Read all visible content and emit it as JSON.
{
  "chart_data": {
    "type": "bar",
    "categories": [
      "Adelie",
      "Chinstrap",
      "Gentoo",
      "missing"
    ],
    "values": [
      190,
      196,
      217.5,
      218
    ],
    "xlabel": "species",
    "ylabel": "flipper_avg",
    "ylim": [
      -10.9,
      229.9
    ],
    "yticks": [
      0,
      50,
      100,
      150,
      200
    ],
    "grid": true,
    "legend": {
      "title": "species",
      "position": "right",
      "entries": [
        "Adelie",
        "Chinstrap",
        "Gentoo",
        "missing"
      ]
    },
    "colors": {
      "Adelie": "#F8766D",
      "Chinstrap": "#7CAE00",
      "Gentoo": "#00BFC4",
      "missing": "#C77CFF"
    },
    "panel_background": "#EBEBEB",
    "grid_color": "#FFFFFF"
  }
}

* * *

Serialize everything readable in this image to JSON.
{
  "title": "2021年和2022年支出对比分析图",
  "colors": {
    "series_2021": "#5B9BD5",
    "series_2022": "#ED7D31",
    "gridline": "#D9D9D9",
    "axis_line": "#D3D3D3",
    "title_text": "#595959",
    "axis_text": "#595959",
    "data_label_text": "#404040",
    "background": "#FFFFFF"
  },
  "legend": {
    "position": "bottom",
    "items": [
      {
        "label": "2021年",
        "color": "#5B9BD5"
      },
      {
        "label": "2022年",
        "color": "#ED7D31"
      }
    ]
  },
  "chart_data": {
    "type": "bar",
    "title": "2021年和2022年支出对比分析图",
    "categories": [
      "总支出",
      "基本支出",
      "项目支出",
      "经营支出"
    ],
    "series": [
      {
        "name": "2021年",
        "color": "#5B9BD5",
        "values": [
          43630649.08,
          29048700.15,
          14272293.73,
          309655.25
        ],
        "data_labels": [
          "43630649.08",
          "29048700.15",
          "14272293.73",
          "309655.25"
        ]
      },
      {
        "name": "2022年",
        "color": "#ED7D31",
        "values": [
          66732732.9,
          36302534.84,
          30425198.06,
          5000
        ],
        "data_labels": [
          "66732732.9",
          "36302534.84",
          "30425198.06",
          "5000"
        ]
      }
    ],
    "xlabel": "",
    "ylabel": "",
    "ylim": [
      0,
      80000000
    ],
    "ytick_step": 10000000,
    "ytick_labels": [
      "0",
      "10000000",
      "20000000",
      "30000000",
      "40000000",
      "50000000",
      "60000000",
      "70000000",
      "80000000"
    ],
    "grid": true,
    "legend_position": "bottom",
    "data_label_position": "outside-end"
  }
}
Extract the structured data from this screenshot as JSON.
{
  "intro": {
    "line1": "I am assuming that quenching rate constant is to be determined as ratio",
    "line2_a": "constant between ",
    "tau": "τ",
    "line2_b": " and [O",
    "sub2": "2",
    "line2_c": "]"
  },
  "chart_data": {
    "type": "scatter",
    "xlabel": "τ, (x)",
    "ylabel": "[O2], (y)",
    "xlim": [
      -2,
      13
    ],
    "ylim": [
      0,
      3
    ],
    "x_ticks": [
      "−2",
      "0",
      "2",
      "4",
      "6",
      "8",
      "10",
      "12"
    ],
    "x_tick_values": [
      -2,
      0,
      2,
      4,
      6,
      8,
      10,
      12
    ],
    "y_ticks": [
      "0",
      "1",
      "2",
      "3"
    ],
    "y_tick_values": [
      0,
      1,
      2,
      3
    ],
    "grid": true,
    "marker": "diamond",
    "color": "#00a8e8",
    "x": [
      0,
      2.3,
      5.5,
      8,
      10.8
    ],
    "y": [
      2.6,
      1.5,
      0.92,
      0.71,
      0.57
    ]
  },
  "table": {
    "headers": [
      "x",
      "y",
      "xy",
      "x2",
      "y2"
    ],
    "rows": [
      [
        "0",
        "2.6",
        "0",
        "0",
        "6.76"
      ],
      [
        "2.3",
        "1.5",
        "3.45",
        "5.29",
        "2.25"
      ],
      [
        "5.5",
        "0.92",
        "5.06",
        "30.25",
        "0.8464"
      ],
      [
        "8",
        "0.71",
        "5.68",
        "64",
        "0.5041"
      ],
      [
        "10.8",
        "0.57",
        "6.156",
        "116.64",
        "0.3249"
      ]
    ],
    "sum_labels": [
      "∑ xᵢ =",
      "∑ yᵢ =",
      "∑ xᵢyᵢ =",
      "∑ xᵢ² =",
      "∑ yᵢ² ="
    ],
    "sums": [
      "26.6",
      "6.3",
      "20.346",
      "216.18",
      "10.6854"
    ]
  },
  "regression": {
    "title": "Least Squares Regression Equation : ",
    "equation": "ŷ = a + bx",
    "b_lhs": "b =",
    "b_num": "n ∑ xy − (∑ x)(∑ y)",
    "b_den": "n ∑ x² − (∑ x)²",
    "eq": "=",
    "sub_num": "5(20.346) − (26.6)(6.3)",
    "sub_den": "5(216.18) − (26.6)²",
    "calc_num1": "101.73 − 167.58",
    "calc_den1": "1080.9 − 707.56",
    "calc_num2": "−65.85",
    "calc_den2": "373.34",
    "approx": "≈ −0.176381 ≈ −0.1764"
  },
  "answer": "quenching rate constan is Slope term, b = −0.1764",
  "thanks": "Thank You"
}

==

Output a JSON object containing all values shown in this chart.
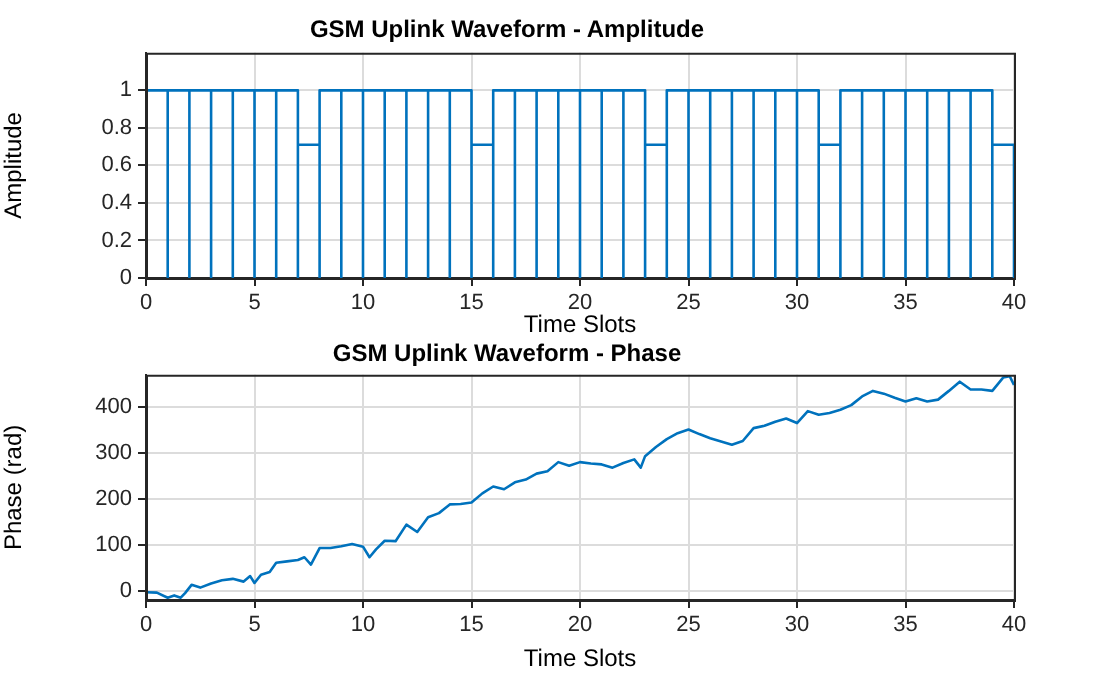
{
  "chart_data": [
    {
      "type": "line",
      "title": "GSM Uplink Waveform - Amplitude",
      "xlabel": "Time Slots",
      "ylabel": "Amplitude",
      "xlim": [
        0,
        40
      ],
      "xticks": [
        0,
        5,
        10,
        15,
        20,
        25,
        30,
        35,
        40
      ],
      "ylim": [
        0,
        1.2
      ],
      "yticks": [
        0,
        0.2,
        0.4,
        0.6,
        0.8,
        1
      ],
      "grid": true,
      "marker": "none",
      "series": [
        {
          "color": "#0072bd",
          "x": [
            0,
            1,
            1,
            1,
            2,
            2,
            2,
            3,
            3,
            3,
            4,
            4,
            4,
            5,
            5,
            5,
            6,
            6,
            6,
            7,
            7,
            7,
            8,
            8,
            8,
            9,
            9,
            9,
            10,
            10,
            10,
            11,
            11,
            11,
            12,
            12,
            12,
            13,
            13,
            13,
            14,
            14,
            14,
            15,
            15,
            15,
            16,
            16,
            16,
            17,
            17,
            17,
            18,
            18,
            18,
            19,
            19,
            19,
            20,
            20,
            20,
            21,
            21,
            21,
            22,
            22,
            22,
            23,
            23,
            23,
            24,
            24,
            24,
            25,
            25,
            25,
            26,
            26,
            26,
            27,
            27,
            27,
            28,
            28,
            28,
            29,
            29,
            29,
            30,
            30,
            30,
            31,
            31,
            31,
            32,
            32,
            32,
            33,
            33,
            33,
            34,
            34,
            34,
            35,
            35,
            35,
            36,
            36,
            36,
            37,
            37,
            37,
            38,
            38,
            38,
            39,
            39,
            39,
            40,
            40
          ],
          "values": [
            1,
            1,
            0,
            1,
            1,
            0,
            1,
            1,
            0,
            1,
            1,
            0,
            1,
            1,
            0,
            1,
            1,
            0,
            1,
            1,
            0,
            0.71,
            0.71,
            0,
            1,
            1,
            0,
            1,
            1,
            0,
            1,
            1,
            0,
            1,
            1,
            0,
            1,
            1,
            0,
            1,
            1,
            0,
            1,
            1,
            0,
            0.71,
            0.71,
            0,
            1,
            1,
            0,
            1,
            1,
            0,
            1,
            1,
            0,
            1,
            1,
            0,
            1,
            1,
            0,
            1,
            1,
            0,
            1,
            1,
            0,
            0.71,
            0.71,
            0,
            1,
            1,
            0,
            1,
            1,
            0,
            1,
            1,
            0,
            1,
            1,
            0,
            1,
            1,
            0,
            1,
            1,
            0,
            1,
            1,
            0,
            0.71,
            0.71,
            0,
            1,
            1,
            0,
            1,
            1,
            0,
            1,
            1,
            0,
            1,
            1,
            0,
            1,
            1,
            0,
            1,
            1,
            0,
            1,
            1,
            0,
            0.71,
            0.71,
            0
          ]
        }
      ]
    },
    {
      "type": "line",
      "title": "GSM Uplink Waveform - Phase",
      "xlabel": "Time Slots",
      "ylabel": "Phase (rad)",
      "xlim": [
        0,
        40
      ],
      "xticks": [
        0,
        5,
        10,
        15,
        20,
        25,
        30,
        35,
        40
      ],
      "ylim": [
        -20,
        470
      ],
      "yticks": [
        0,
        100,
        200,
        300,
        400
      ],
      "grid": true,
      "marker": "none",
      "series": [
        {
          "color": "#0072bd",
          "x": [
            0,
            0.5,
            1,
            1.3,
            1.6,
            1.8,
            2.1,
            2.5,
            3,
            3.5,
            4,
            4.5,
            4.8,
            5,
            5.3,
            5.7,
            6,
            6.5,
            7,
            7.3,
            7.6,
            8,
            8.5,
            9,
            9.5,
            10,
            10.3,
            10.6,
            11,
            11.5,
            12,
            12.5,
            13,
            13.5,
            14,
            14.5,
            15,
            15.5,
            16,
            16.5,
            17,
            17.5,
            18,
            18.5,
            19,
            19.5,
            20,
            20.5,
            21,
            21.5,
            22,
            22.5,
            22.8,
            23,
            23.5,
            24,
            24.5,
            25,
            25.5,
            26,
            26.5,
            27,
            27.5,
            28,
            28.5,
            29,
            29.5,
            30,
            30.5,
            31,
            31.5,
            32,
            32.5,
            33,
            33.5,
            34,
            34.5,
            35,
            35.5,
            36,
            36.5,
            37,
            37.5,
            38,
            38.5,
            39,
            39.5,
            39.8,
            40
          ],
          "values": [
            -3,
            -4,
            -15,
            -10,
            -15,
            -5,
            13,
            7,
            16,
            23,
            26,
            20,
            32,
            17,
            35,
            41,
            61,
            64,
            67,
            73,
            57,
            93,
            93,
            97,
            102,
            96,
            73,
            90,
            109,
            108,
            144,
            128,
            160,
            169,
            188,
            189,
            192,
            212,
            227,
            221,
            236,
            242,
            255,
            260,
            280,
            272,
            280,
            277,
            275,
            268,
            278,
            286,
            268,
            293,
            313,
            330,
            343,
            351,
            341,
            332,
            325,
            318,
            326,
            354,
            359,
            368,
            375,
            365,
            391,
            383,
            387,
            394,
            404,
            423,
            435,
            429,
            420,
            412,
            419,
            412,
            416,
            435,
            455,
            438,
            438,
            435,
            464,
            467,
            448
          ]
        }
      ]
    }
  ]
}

» Set task: Identify each line in the records above containing the word "Uplink"; copy those lines.

» Expected answer:
      "title": "GSM Uplink Waveform - Amplitude",
      "title": "GSM Uplink Waveform - Phase",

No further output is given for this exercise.